> Your goal:
Reproduce the lines of the listing starting with the very first one and going on through the line that contains "Detect and localize", with that line included. Omit the pictures.

Listings of elements and boxes:
* * * * *
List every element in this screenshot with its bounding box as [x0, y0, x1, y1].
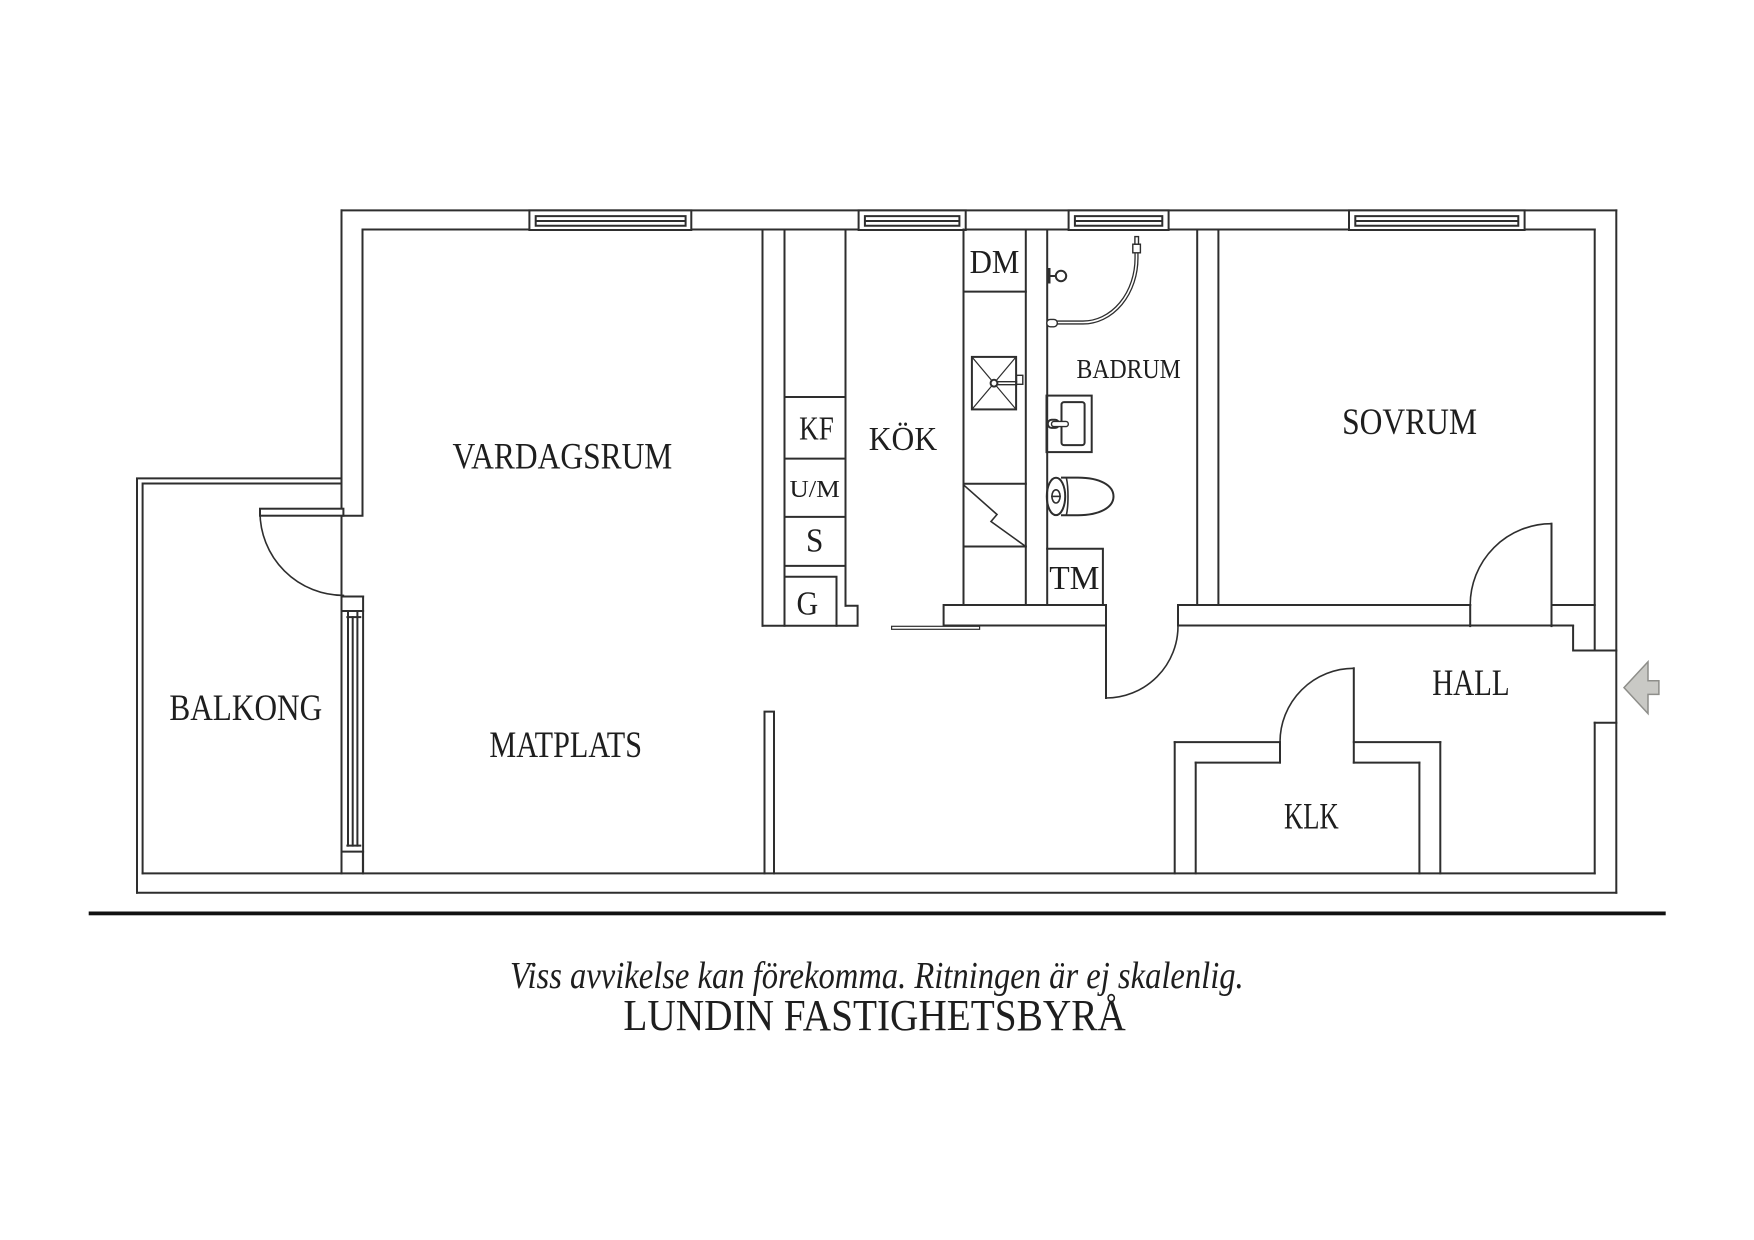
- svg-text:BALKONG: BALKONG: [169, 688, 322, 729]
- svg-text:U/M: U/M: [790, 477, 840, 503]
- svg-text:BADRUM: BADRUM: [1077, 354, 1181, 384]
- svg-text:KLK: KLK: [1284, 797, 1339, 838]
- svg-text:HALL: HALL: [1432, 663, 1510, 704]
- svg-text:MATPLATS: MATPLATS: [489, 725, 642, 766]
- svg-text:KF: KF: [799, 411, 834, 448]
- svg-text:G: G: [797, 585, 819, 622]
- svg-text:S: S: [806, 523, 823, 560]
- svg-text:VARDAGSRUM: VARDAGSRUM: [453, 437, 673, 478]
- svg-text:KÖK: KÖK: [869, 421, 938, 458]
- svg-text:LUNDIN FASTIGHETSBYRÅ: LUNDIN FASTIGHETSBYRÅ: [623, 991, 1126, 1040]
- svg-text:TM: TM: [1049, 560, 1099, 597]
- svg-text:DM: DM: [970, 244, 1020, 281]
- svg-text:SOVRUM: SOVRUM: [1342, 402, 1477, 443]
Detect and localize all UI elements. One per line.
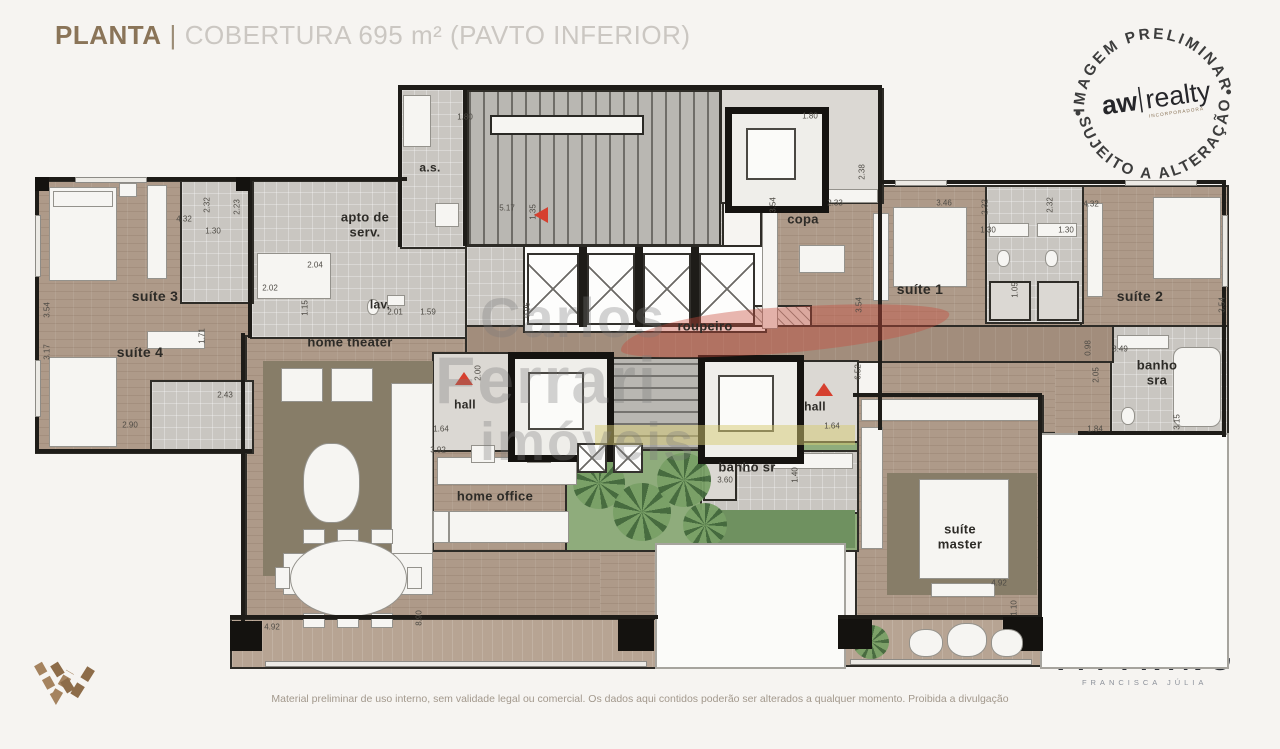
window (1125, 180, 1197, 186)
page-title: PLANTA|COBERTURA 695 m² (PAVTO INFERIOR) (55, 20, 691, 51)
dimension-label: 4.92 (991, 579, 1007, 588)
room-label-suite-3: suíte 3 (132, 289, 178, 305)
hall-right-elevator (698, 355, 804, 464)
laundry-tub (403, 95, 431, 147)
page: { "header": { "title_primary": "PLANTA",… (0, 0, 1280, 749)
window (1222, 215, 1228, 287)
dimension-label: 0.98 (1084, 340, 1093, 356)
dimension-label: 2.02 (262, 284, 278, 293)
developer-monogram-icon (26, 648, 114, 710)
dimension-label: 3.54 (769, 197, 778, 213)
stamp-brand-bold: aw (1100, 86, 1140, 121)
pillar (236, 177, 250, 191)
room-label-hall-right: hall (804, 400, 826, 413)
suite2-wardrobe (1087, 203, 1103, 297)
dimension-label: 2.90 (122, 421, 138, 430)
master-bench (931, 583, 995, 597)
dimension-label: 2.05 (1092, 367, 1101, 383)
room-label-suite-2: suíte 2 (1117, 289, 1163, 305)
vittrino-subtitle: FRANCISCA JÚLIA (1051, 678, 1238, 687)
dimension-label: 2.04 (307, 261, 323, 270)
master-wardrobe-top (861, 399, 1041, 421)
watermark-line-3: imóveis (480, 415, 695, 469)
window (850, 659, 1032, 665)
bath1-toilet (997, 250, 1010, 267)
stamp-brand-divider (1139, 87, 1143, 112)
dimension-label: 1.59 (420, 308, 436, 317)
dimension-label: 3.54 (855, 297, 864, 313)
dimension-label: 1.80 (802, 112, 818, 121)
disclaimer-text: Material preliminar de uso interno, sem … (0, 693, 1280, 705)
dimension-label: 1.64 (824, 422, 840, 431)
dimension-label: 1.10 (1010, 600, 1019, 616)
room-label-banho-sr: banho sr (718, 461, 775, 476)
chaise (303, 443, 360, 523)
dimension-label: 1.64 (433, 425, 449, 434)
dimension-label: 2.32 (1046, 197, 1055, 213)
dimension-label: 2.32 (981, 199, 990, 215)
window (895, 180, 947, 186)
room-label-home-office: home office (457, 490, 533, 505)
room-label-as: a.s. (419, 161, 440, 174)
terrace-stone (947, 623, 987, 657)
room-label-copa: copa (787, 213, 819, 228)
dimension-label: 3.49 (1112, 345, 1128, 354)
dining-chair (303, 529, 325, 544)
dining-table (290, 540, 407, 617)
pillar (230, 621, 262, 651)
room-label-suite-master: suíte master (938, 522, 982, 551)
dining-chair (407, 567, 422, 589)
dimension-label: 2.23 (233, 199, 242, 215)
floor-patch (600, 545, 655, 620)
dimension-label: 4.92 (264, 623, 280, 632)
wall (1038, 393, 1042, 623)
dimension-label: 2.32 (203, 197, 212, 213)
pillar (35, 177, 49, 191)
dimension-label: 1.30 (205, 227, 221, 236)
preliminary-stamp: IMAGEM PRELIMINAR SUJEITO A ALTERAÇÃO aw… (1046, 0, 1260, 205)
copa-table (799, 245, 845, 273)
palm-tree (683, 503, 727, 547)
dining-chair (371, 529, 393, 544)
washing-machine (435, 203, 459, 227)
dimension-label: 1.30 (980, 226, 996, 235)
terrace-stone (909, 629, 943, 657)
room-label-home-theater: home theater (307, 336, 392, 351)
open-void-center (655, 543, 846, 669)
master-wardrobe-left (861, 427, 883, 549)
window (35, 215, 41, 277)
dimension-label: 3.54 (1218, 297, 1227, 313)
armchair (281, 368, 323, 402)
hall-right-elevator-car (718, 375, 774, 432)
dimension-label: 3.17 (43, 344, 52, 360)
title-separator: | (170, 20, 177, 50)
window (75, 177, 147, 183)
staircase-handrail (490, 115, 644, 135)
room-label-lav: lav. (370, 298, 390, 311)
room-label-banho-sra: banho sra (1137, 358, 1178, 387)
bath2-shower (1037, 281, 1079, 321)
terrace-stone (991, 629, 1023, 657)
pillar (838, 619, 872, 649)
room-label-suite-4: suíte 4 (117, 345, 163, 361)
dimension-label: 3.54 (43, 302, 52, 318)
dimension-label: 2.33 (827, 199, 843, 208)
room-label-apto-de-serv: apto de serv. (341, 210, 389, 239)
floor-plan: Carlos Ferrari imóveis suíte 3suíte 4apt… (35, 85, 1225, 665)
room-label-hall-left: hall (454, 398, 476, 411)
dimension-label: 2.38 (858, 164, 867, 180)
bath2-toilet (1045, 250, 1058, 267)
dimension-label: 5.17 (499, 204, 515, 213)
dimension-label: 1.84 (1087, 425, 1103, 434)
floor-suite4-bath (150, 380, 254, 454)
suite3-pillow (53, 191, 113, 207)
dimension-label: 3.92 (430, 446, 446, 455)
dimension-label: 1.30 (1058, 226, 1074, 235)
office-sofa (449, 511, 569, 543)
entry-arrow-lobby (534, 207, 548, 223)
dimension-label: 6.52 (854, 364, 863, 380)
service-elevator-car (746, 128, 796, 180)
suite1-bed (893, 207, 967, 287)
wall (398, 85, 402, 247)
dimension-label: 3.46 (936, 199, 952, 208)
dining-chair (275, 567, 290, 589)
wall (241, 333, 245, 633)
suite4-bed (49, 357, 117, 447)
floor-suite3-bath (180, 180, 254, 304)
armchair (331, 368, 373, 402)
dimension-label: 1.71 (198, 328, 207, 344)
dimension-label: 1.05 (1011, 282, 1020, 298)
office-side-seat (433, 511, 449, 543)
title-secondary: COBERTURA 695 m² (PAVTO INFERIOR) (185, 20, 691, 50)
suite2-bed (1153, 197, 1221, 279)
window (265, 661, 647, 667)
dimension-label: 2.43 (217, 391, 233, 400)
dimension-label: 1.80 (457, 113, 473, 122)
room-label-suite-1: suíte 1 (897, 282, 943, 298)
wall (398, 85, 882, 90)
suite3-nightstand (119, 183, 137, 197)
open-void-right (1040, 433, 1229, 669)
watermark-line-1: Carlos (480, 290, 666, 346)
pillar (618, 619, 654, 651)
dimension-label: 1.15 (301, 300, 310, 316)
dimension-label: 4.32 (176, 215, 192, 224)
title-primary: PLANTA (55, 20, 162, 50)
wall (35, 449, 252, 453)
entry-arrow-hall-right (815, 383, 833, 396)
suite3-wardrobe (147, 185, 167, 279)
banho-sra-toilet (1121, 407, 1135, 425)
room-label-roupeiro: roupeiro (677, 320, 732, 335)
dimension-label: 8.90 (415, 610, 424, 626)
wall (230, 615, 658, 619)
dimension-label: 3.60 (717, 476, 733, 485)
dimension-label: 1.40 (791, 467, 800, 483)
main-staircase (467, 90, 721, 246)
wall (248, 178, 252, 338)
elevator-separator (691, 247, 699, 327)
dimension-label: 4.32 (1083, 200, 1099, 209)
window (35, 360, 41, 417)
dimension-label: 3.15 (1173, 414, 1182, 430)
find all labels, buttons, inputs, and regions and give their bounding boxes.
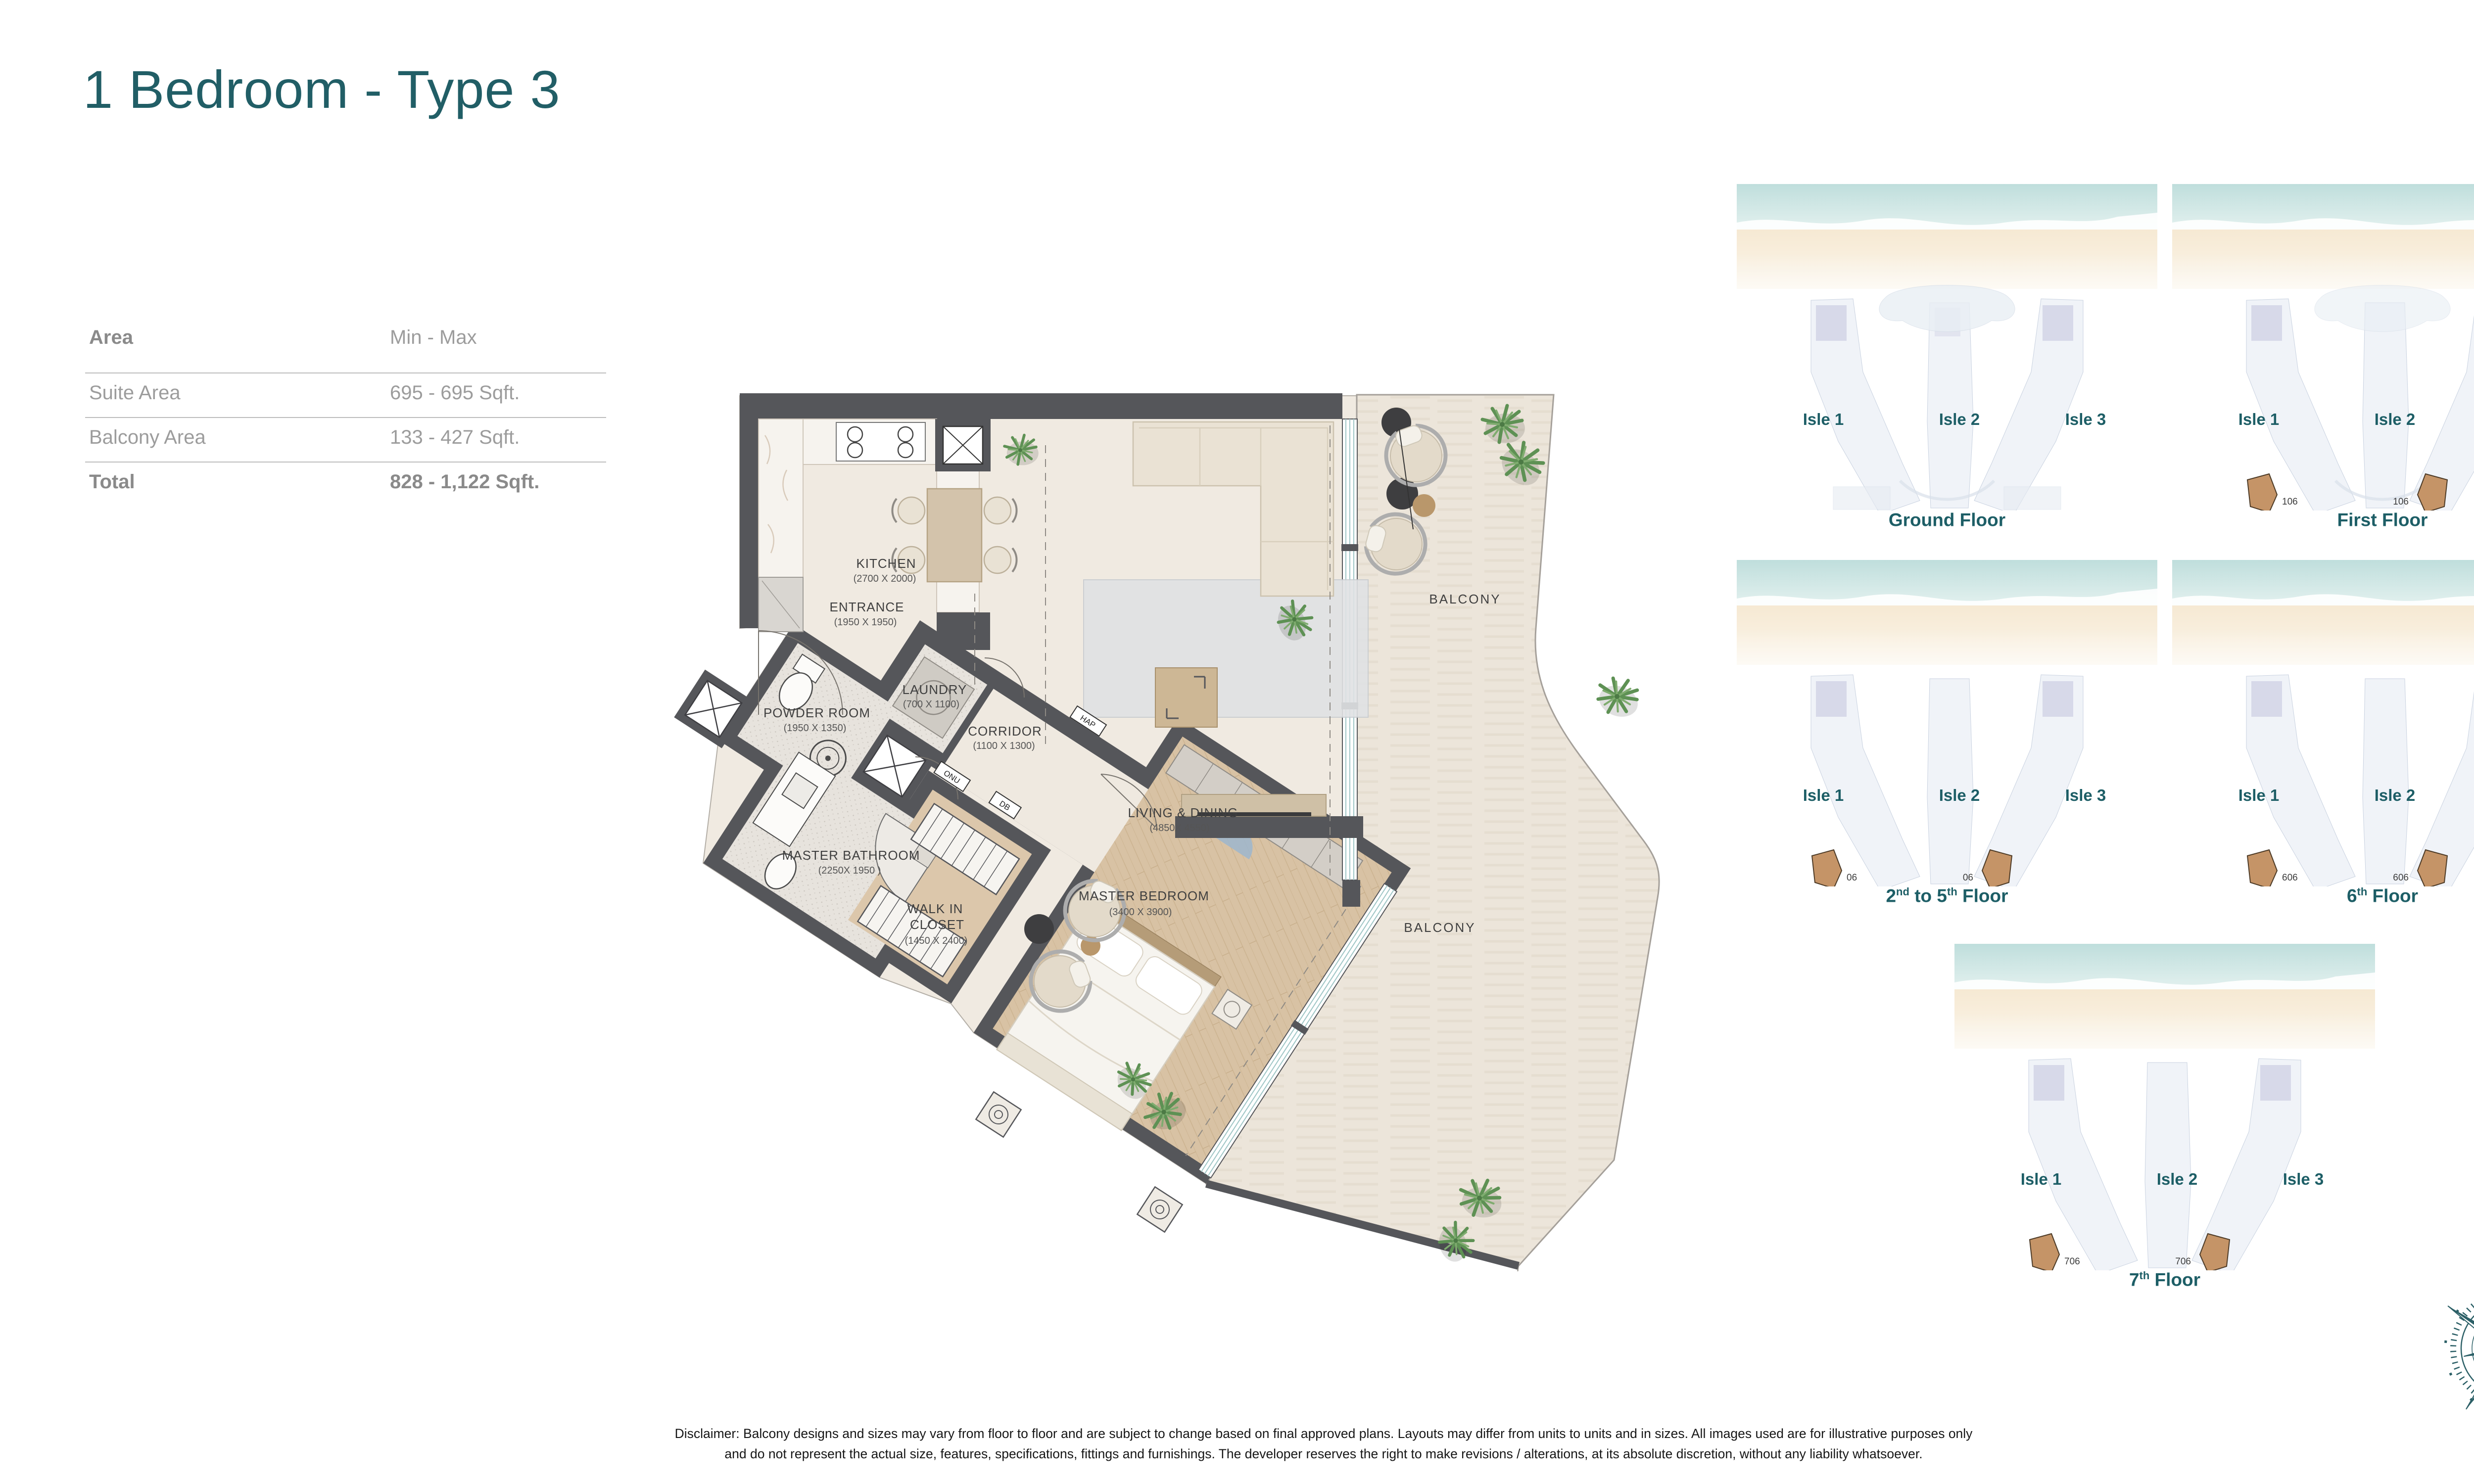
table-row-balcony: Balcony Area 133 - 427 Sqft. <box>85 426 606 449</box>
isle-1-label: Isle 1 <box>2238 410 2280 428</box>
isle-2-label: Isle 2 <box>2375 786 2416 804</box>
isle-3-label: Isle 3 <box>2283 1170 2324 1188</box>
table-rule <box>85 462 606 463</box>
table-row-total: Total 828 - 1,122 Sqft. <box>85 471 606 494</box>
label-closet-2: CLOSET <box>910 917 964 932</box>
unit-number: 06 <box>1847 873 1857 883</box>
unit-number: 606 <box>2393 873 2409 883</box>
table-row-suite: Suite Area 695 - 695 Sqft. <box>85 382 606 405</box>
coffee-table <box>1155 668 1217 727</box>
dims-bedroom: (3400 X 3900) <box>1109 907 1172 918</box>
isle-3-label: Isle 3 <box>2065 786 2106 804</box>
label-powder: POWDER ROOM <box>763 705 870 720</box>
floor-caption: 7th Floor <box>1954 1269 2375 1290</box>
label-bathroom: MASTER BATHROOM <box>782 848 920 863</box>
* * * * *
> Finished exercise:
List every element in this screenshot with its bounding box as [x0, y0, x1, y1].
- svg-text:BALKONG: BALKONG: [169, 688, 322, 729]
- svg-text:U/M: U/M: [790, 477, 840, 503]
- svg-text:BADRUM: BADRUM: [1077, 354, 1181, 384]
- svg-text:KLK: KLK: [1284, 797, 1339, 838]
- svg-text:HALL: HALL: [1432, 663, 1510, 704]
- svg-text:MATPLATS: MATPLATS: [489, 725, 642, 766]
- svg-text:KF: KF: [799, 411, 834, 448]
- svg-text:G: G: [797, 585, 819, 622]
- svg-text:S: S: [806, 523, 823, 560]
- svg-text:VARDAGSRUM: VARDAGSRUM: [453, 437, 673, 478]
- svg-text:KÖK: KÖK: [869, 421, 938, 458]
- svg-text:LUNDIN FASTIGHETSBYRÅ: LUNDIN FASTIGHETSBYRÅ: [623, 991, 1126, 1040]
- svg-text:TM: TM: [1049, 560, 1099, 597]
- svg-text:DM: DM: [970, 244, 1020, 281]
- svg-text:SOVRUM: SOVRUM: [1342, 402, 1477, 443]
Detect and localize all UI elements. One per line.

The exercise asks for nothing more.